Wherever "circle" appears in a line, list that line.

::::::::::

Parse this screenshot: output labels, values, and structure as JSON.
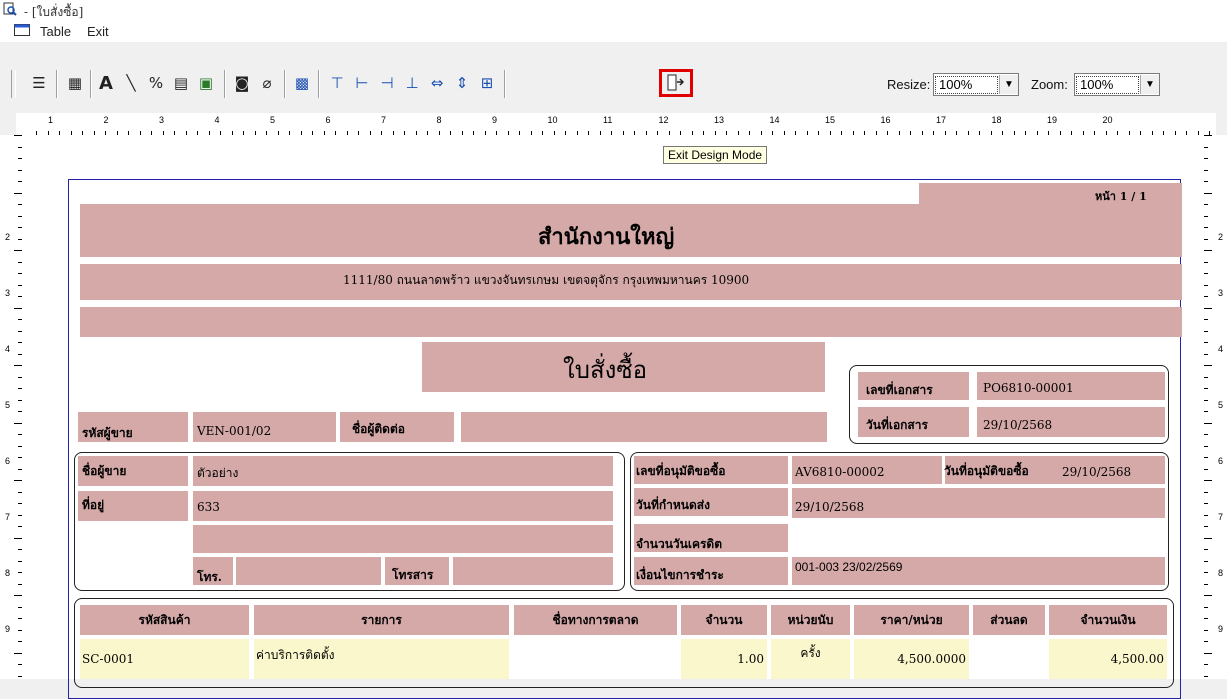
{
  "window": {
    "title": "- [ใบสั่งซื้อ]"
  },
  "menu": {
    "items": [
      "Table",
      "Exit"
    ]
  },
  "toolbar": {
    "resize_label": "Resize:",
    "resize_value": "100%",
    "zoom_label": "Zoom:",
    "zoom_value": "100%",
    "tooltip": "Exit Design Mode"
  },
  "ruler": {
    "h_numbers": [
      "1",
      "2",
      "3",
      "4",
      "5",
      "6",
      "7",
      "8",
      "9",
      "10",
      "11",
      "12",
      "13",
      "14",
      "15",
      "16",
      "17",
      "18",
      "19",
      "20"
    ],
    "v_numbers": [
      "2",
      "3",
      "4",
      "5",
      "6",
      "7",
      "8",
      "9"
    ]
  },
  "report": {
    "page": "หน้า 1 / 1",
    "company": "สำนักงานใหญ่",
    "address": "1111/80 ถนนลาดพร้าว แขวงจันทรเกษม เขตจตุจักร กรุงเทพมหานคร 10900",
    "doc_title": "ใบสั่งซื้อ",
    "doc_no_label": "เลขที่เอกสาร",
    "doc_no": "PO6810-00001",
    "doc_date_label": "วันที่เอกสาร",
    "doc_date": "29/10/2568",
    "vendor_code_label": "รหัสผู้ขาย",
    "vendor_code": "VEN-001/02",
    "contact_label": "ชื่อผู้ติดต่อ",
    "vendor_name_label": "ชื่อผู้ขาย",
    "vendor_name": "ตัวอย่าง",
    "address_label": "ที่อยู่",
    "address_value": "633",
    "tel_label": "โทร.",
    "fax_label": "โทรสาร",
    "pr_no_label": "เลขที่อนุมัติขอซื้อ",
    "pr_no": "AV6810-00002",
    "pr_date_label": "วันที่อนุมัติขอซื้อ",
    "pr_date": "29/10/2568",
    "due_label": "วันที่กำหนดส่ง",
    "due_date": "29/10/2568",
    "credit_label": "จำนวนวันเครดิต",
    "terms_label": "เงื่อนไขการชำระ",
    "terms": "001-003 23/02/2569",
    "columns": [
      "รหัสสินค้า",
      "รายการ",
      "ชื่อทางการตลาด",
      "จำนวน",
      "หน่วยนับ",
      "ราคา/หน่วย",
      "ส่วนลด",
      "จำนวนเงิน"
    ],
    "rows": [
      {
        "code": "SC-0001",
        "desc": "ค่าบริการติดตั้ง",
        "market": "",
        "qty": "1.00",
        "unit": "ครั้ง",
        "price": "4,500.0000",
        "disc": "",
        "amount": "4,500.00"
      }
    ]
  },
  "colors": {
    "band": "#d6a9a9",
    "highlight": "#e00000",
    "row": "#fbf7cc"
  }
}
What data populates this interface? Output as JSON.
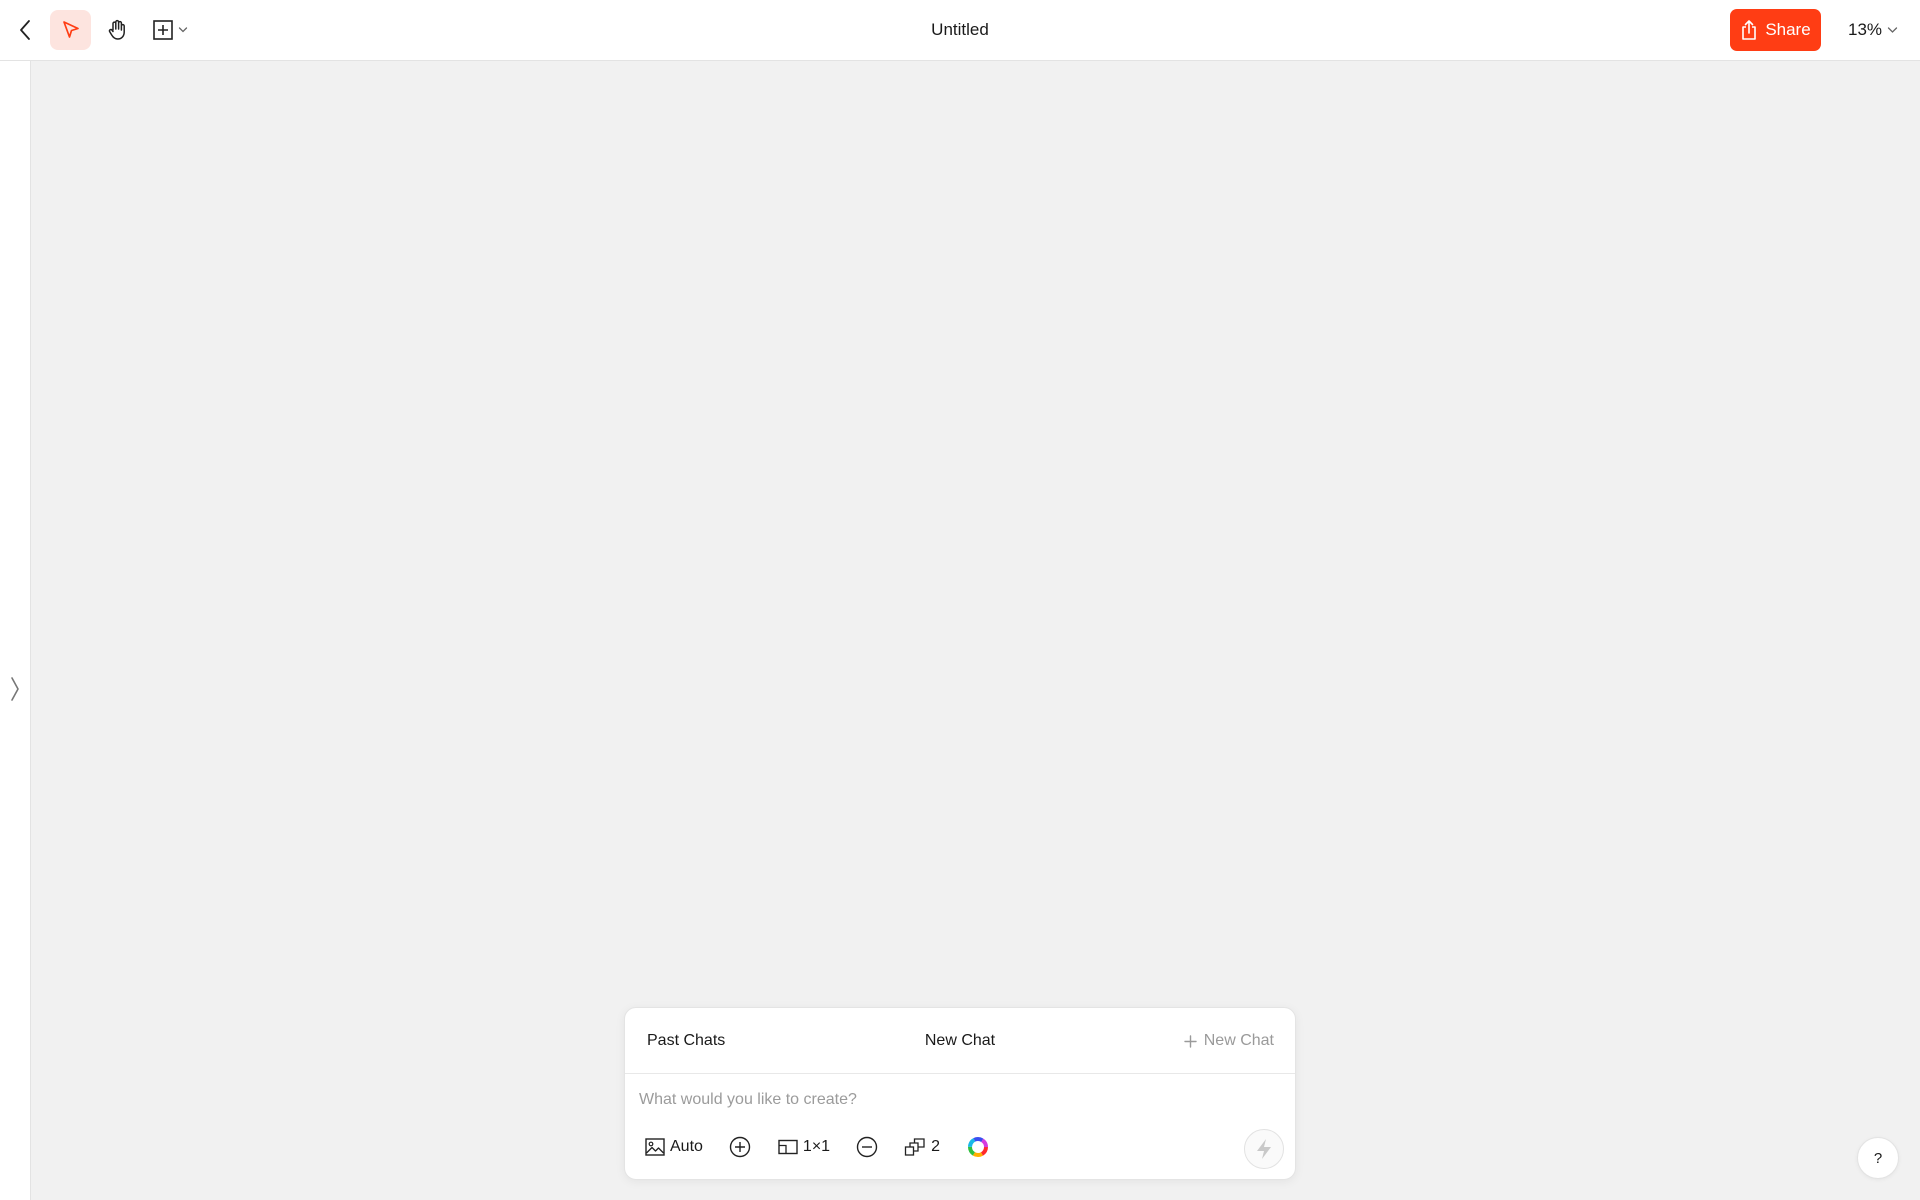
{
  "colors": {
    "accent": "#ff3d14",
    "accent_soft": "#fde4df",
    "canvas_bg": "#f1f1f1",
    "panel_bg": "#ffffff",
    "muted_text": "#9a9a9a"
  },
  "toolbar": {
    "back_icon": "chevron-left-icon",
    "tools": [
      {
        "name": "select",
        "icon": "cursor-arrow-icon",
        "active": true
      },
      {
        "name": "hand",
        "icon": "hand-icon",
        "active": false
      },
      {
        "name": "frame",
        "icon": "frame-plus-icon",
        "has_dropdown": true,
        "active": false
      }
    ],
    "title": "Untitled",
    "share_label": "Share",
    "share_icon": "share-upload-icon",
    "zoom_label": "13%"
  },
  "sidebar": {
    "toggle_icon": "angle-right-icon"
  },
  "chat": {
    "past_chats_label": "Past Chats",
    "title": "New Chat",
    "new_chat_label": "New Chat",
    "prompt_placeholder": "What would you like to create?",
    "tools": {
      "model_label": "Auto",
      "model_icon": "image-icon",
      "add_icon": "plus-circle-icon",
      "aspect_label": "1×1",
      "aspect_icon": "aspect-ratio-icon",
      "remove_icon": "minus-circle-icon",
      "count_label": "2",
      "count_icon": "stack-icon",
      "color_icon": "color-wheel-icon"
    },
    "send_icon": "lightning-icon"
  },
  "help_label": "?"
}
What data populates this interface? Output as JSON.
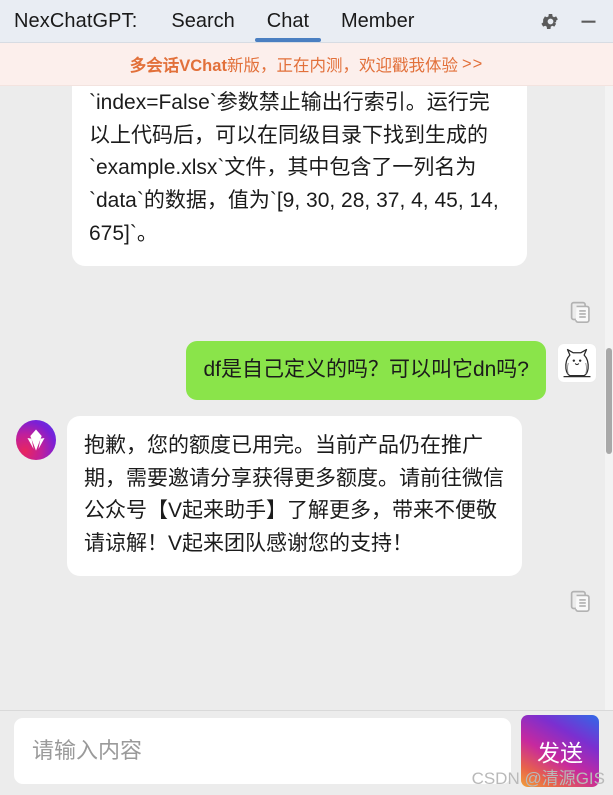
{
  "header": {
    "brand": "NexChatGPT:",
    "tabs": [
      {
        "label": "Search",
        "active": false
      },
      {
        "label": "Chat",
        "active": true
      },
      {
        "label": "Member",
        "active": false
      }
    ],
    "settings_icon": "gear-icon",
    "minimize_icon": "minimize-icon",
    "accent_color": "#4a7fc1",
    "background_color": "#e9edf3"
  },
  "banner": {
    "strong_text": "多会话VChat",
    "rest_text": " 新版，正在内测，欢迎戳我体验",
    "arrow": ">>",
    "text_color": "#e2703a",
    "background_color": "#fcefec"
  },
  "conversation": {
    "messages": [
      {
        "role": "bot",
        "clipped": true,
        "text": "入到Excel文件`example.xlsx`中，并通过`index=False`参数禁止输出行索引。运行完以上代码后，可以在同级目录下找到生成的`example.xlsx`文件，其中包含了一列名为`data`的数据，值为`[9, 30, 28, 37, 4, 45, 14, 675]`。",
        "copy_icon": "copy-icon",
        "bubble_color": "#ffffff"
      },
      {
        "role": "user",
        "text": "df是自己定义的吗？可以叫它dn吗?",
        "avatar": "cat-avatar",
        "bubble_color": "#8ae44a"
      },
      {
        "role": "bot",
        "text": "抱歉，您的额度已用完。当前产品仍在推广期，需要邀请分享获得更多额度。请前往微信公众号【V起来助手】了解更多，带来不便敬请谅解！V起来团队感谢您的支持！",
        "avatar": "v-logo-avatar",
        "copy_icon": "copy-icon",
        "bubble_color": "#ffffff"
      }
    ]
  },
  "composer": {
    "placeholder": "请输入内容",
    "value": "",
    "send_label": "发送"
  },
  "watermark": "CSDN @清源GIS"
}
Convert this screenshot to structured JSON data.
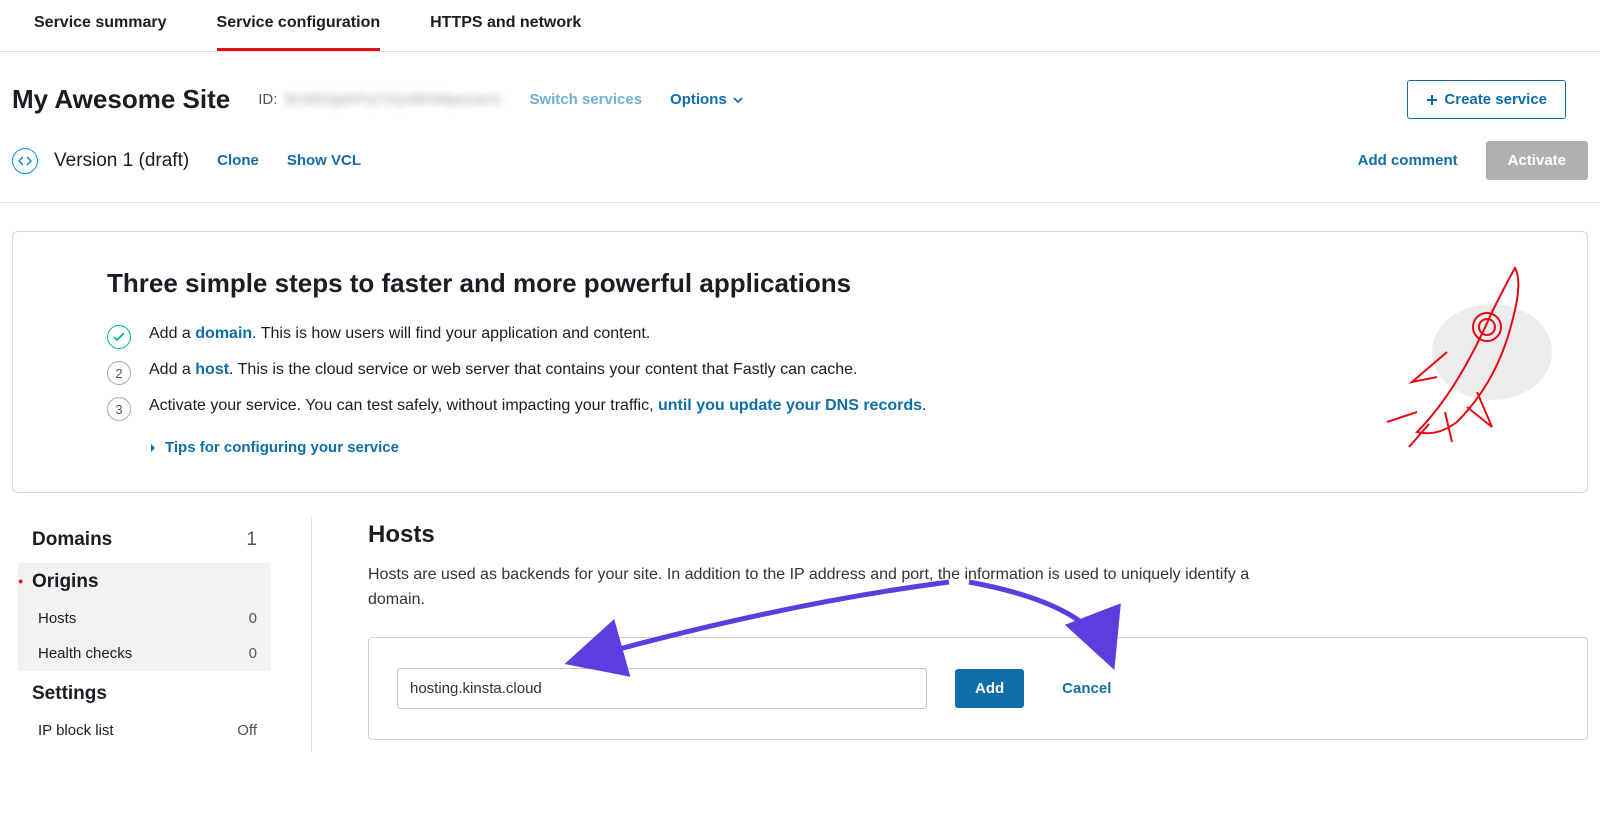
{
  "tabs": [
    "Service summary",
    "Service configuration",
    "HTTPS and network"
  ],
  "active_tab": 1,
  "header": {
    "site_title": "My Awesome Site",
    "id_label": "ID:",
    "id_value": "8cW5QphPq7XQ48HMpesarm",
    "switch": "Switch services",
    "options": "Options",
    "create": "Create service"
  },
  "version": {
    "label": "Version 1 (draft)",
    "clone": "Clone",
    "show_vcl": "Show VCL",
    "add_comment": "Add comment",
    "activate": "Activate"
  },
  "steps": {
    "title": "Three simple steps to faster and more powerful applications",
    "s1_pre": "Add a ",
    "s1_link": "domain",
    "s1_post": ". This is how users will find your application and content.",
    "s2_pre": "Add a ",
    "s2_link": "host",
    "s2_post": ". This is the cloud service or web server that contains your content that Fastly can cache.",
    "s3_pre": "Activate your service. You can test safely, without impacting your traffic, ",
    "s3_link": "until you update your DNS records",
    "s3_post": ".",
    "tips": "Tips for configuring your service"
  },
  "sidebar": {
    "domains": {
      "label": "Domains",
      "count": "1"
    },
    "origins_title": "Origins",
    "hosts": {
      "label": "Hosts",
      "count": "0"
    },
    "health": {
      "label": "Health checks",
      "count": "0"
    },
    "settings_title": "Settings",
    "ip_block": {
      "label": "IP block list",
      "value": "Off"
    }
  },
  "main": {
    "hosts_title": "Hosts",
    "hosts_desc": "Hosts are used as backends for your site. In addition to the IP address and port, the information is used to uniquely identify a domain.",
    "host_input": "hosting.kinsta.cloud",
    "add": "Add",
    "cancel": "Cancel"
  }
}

::::::::::

Written reply:
      "add_icon": "plus-circle-icon",
      "remove_icon": "minus-circle-icon",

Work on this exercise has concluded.